▼▼▼
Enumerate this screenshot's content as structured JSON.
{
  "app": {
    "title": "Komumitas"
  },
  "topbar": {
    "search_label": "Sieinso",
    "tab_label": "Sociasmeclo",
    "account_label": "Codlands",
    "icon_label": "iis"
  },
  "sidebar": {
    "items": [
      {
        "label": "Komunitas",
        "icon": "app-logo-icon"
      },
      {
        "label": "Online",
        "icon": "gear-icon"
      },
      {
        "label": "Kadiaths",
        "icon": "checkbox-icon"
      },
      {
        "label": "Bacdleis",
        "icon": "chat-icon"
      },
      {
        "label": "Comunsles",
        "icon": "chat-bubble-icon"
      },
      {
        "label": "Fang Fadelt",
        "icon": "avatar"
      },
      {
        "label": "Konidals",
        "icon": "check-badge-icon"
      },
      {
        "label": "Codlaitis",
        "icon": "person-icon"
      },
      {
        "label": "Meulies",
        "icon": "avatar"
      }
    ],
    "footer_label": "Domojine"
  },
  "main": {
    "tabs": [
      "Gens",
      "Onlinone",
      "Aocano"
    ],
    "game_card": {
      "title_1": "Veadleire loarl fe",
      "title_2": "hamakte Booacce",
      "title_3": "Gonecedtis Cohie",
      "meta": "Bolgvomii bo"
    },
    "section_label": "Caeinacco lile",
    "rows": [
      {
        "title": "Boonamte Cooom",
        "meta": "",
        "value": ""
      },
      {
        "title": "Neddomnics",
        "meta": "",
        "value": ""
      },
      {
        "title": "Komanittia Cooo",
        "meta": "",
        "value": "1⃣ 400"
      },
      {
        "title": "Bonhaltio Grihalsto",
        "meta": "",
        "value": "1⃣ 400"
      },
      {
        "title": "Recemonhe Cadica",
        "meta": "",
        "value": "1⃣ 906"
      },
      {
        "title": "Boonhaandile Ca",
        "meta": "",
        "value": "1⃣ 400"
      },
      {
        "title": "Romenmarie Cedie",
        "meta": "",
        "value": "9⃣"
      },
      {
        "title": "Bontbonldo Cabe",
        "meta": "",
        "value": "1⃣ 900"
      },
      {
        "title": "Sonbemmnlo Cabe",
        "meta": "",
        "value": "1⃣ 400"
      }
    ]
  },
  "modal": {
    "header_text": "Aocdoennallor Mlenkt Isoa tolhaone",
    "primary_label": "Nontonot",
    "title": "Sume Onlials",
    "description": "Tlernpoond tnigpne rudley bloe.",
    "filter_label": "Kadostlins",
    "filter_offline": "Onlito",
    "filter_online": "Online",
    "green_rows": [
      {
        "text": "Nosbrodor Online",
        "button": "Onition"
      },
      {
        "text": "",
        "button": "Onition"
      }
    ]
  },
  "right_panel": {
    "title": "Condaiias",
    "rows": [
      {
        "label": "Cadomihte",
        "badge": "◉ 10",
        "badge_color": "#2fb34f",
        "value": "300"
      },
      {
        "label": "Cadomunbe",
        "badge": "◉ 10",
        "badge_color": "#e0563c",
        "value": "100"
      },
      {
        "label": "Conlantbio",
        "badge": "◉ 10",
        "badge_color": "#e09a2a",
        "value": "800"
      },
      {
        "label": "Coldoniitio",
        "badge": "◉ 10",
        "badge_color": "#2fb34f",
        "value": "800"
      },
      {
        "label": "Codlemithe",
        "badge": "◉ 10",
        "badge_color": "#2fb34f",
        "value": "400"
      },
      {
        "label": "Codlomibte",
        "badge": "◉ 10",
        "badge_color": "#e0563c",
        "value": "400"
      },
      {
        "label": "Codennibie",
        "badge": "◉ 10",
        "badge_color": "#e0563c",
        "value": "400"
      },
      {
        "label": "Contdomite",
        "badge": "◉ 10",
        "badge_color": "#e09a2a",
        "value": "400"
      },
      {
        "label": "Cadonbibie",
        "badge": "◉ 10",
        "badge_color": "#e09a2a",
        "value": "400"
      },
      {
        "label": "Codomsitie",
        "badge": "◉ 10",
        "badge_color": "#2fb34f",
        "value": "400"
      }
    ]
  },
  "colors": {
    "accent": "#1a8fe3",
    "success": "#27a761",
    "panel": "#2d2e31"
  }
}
▲▲▲
Brief: Transcribe every entry word for word.

Result for this exercise:
Enumerate this screenshot's content as structured JSON.
{
  "app": {
    "title": "Komumitas"
  },
  "topbar": {
    "search_label": "Sieinso",
    "tab_label": "Sociasmeclo",
    "account_label": "Codlands",
    "icon_label": "iis"
  },
  "sidebar": {
    "items": [
      {
        "label": "Komunitas",
        "icon": "app-logo-icon"
      },
      {
        "label": "Online",
        "icon": "gear-icon"
      },
      {
        "label": "Kadiaths",
        "icon": "checkbox-icon"
      },
      {
        "label": "Bacdleis",
        "icon": "chat-icon"
      },
      {
        "label": "Comunsles",
        "icon": "chat-bubble-icon"
      },
      {
        "label": "Fang Fadelt",
        "icon": "avatar"
      },
      {
        "label": "Konidals",
        "icon": "check-badge-icon"
      },
      {
        "label": "Codlaitis",
        "icon": "person-icon"
      },
      {
        "label": "Meulies",
        "icon": "avatar"
      }
    ],
    "footer_label": "Domojine"
  },
  "main": {
    "tabs": [
      "Gens",
      "Onlinone",
      "Aocano"
    ],
    "game_card": {
      "title_1": "Veadleire loarl fe",
      "title_2": "hamakte Booacce",
      "title_3": "Gonecedtis Cohie",
      "meta": "Bolgvomii bo"
    },
    "section_label": "Caeinacco lile",
    "rows": [
      {
        "title": "Boonamte Cooom",
        "meta": "",
        "value": ""
      },
      {
        "title": "Neddomnics",
        "meta": "",
        "value": ""
      },
      {
        "title": "Komanittia Cooo",
        "meta": "",
        "value": "1⃣ 400"
      },
      {
        "title": "Bonhaltio Grihalsto",
        "meta": "",
        "value": "1⃣ 400"
      },
      {
        "title": "Recemonhe Cadica",
        "meta": "",
        "value": "1⃣ 906"
      },
      {
        "title": "Boonhaandile Ca",
        "meta": "",
        "value": "1⃣ 400"
      },
      {
        "title": "Romenmarie Cedie",
        "meta": "",
        "value": "9⃣"
      },
      {
        "title": "Bontbonldo Cabe",
        "meta": "",
        "value": "1⃣ 900"
      },
      {
        "title": "Sonbemmnlo Cabe",
        "meta": "",
        "value": "1⃣ 400"
      }
    ]
  },
  "modal": {
    "header_text": "Aocdoennallor Mlenkt Isoa tolhaone",
    "primary_label": "Nontonot",
    "title": "Sume Onlials",
    "description": "Tlernpoond tnigpne rudley bloe.",
    "filter_label": "Kadostlins",
    "filter_offline": "Onlito",
    "filter_online": "Online",
    "green_rows": [
      {
        "text": "Nosbrodor Online",
        "button": "Onition"
      },
      {
        "text": "",
        "button": "Onition"
      }
    ]
  },
  "right_panel": {
    "title": "Condaiias",
    "rows": [
      {
        "label": "Cadomihte",
        "badge": "◉ 10",
        "badge_color": "#2fb34f",
        "value": "300"
      },
      {
        "label": "Cadomunbe",
        "badge": "◉ 10",
        "badge_color": "#e0563c",
        "value": "100"
      },
      {
        "label": "Conlantbio",
        "badge": "◉ 10",
        "badge_color": "#e09a2a",
        "value": "800"
      },
      {
        "label": "Coldoniitio",
        "badge": "◉ 10",
        "badge_color": "#2fb34f",
        "value": "800"
      },
      {
        "label": "Codlemithe",
        "badge": "◉ 10",
        "badge_color": "#2fb34f",
        "value": "400"
      },
      {
        "label": "Codlomibte",
        "badge": "◉ 10",
        "badge_color": "#e0563c",
        "value": "400"
      },
      {
        "label": "Codennibie",
        "badge": "◉ 10",
        "badge_color": "#e0563c",
        "value": "400"
      },
      {
        "label": "Contdomite",
        "badge": "◉ 10",
        "badge_color": "#e09a2a",
        "value": "400"
      },
      {
        "label": "Cadonbibie",
        "badge": "◉ 10",
        "badge_color": "#e09a2a",
        "value": "400"
      },
      {
        "label": "Codomsitie",
        "badge": "◉ 10",
        "badge_color": "#2fb34f",
        "value": "400"
      }
    ]
  },
  "colors": {
    "accent": "#1a8fe3",
    "success": "#27a761",
    "panel": "#2d2e31"
  }
}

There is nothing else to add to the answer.